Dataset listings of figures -
+ + + + + + +

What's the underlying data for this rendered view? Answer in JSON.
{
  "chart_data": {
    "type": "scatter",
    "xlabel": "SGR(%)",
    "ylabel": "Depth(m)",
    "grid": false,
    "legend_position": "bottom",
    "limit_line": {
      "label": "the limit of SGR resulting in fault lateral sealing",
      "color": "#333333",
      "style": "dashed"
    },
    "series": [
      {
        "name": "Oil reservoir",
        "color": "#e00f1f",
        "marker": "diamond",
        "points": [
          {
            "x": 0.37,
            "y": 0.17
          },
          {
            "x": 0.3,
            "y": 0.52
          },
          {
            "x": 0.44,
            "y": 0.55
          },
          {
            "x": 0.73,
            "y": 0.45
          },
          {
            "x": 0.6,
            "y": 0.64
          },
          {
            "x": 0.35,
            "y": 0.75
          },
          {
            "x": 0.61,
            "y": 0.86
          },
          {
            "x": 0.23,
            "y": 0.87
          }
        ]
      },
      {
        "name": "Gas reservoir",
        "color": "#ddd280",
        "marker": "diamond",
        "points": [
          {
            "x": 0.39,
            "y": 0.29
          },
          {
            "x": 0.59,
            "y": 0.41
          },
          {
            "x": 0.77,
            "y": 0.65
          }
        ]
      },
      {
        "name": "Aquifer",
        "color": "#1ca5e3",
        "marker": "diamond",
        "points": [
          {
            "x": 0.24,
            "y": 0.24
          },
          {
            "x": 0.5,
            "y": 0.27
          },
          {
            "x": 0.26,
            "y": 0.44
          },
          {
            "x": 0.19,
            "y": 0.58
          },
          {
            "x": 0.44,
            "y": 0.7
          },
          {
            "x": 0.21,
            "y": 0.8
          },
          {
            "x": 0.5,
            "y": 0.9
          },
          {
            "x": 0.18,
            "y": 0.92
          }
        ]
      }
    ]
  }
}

+ + + + + + +

Required work -
Which lines contain "reservoir"? Show each of them.

Output for this task -
        "name": "Oil reservoir",
        "name": "Gas reservoir",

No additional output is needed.